-- START OF Material to process --

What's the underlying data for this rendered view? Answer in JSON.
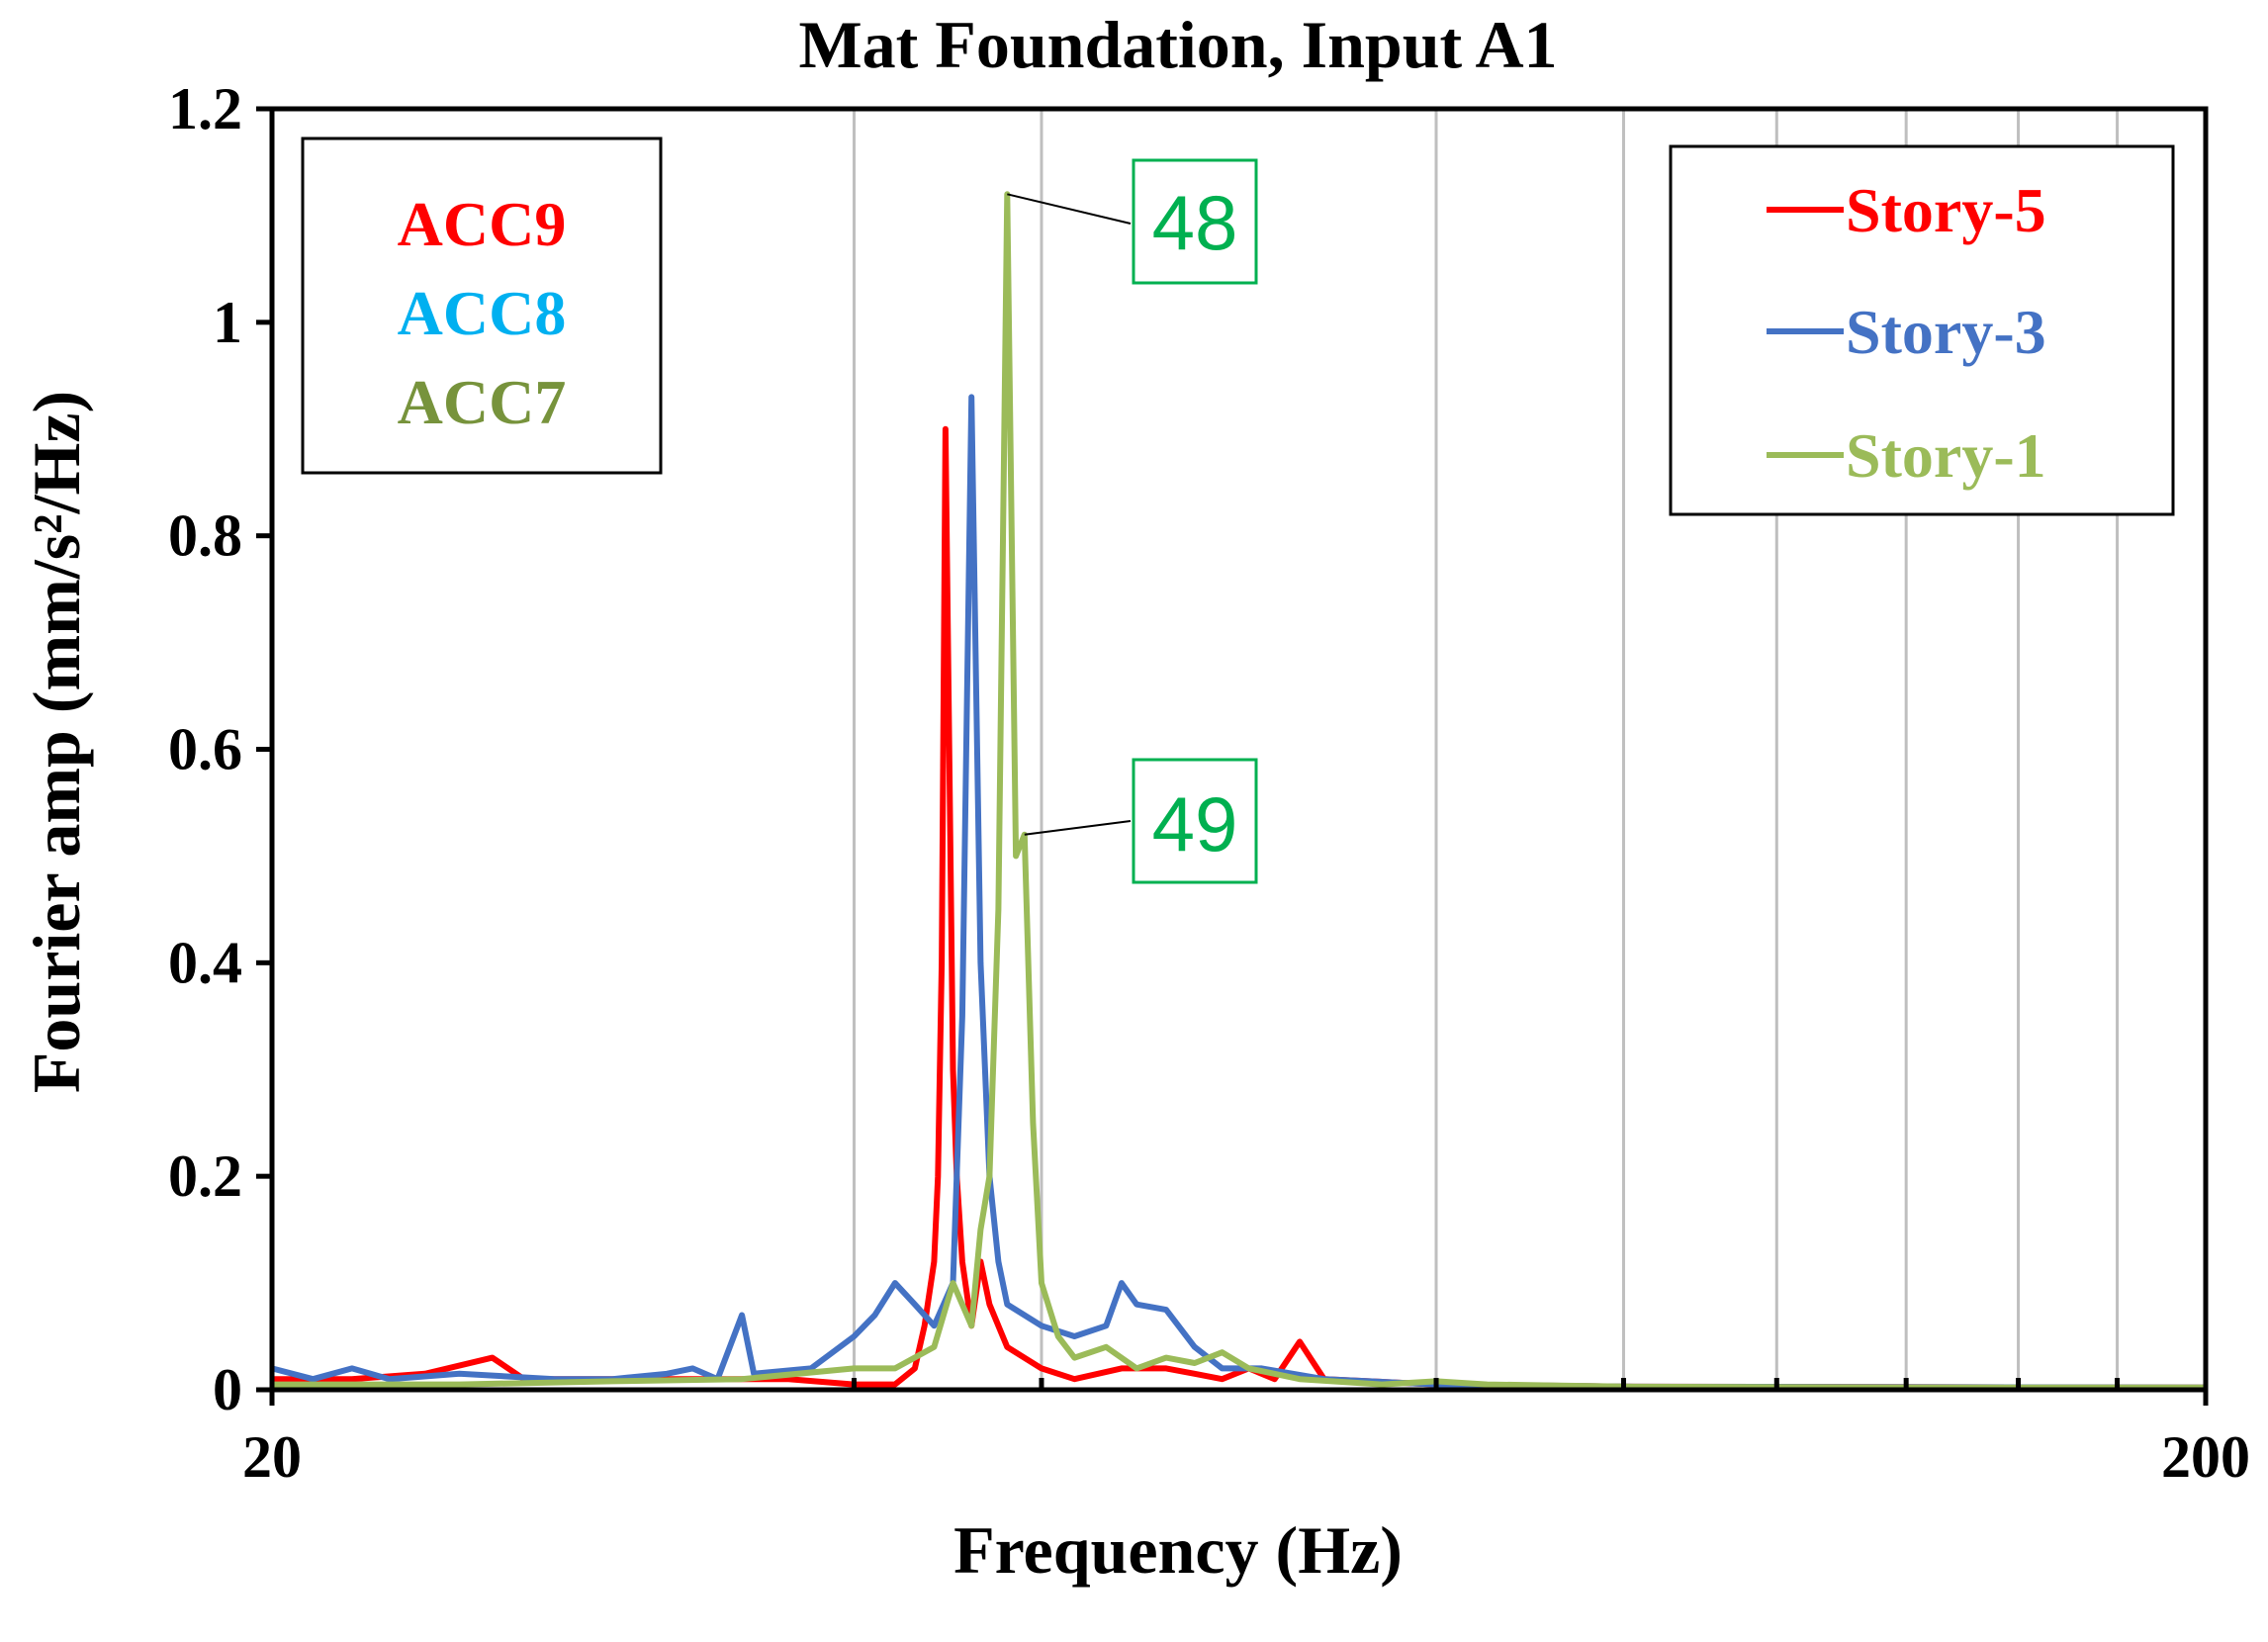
{
  "chart_data": {
    "type": "line",
    "title": "Mat Foundation, Input A1",
    "xlabel": "Frequency (Hz)",
    "ylabel": "Fourier amp (mm/s²/Hz)",
    "xscale": "log",
    "xlim": [
      20,
      200
    ],
    "ylim": [
      0,
      1.2
    ],
    "yticks": [
      "0",
      "0.2",
      "0.4",
      "0.6",
      "0.8",
      "1",
      "1.2"
    ],
    "yticks_values": [
      0,
      0.2,
      0.4,
      0.6,
      0.8,
      1.0,
      1.2
    ],
    "xticks": [
      "20",
      "200"
    ],
    "xticks_values": [
      20,
      200
    ],
    "vertical_grid": [
      40,
      50,
      80,
      100,
      120,
      140,
      160,
      180
    ],
    "sensor_box": [
      {
        "label": "ACC9",
        "color": "#ff0000"
      },
      {
        "label": "ACC8",
        "color": "#00b0f0"
      },
      {
        "label": "ACC7",
        "color": "#77933c"
      }
    ],
    "legend_position": "top-right",
    "series": [
      {
        "name": "Story-5",
        "color": "#ff0000",
        "points": [
          [
            20,
            0.01
          ],
          [
            22,
            0.01
          ],
          [
            24,
            0.015
          ],
          [
            26,
            0.03
          ],
          [
            27,
            0.01
          ],
          [
            30,
            0.01
          ],
          [
            33,
            0.01
          ],
          [
            37,
            0.01
          ],
          [
            40,
            0.005
          ],
          [
            42,
            0.005
          ],
          [
            43,
            0.02
          ],
          [
            43.5,
            0.06
          ],
          [
            44,
            0.12
          ],
          [
            44.2,
            0.2
          ],
          [
            44.4,
            0.4
          ],
          [
            44.6,
            0.9
          ],
          [
            44.8,
            0.6
          ],
          [
            45,
            0.3
          ],
          [
            45.2,
            0.2
          ],
          [
            45.5,
            0.12
          ],
          [
            46,
            0.06
          ],
          [
            46.5,
            0.12
          ],
          [
            47,
            0.08
          ],
          [
            48,
            0.04
          ],
          [
            50,
            0.02
          ],
          [
            52,
            0.01
          ],
          [
            55,
            0.02
          ],
          [
            58,
            0.02
          ],
          [
            60,
            0.015
          ],
          [
            62,
            0.01
          ],
          [
            64,
            0.02
          ],
          [
            66,
            0.01
          ],
          [
            68,
            0.045
          ],
          [
            70,
            0.01
          ],
          [
            80,
            0.005
          ],
          [
            100,
            0.003
          ],
          [
            200,
            0.002
          ]
        ]
      },
      {
        "name": "Story-3",
        "color": "#4472c4",
        "points": [
          [
            20,
            0.02
          ],
          [
            21,
            0.01
          ],
          [
            22,
            0.02
          ],
          [
            23,
            0.01
          ],
          [
            25,
            0.015
          ],
          [
            28,
            0.01
          ],
          [
            30,
            0.01
          ],
          [
            32,
            0.015
          ],
          [
            33,
            0.02
          ],
          [
            34,
            0.01
          ],
          [
            35,
            0.07
          ],
          [
            35.5,
            0.015
          ],
          [
            38,
            0.02
          ],
          [
            40,
            0.05
          ],
          [
            41,
            0.07
          ],
          [
            42,
            0.1
          ],
          [
            43,
            0.08
          ],
          [
            44,
            0.06
          ],
          [
            44.5,
            0.08
          ],
          [
            45,
            0.1
          ],
          [
            45.5,
            0.35
          ],
          [
            46,
            0.93
          ],
          [
            46.5,
            0.4
          ],
          [
            47,
            0.2
          ],
          [
            47.5,
            0.12
          ],
          [
            48,
            0.08
          ],
          [
            50,
            0.06
          ],
          [
            52,
            0.05
          ],
          [
            54,
            0.06
          ],
          [
            55,
            0.1
          ],
          [
            56,
            0.08
          ],
          [
            58,
            0.075
          ],
          [
            60,
            0.04
          ],
          [
            62,
            0.02
          ],
          [
            65,
            0.02
          ],
          [
            70,
            0.01
          ],
          [
            80,
            0.005
          ],
          [
            100,
            0.003
          ],
          [
            200,
            0.002
          ]
        ]
      },
      {
        "name": "Story-1",
        "color": "#9bbb59",
        "points": [
          [
            20,
            0.005
          ],
          [
            25,
            0.005
          ],
          [
            30,
            0.008
          ],
          [
            35,
            0.01
          ],
          [
            40,
            0.02
          ],
          [
            42,
            0.02
          ],
          [
            44,
            0.04
          ],
          [
            45,
            0.1
          ],
          [
            46,
            0.06
          ],
          [
            46.5,
            0.15
          ],
          [
            47,
            0.2
          ],
          [
            47.5,
            0.45
          ],
          [
            48,
            1.12
          ],
          [
            48.5,
            0.5
          ],
          [
            49,
            0.52
          ],
          [
            49.5,
            0.25
          ],
          [
            50,
            0.1
          ],
          [
            51,
            0.05
          ],
          [
            52,
            0.03
          ],
          [
            54,
            0.04
          ],
          [
            56,
            0.02
          ],
          [
            58,
            0.03
          ],
          [
            60,
            0.025
          ],
          [
            62,
            0.035
          ],
          [
            64,
            0.02
          ],
          [
            68,
            0.01
          ],
          [
            75,
            0.005
          ],
          [
            80,
            0.008
          ],
          [
            85,
            0.005
          ],
          [
            100,
            0.003
          ],
          [
            150,
            0.002
          ],
          [
            200,
            0.002
          ]
        ]
      }
    ],
    "annotations": [
      {
        "text": "48",
        "x": 48,
        "y": 1.12,
        "color": "#00b050"
      },
      {
        "text": "49",
        "x": 49,
        "y": 0.52,
        "color": "#00b050"
      }
    ]
  }
}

-- END OF Material to process --

• _What you are asked to do_:
Read through the entries and copy every line that includes "color".

• _Completed task_:
        "color": "#ff0000"
        "color": "#00b0f0"
        "color": "#77933c"
        "color": "#ff0000",
        "color": "#4472c4",
        "color": "#9bbb59",
        "color": "#00b050"
        "color": "#00b050"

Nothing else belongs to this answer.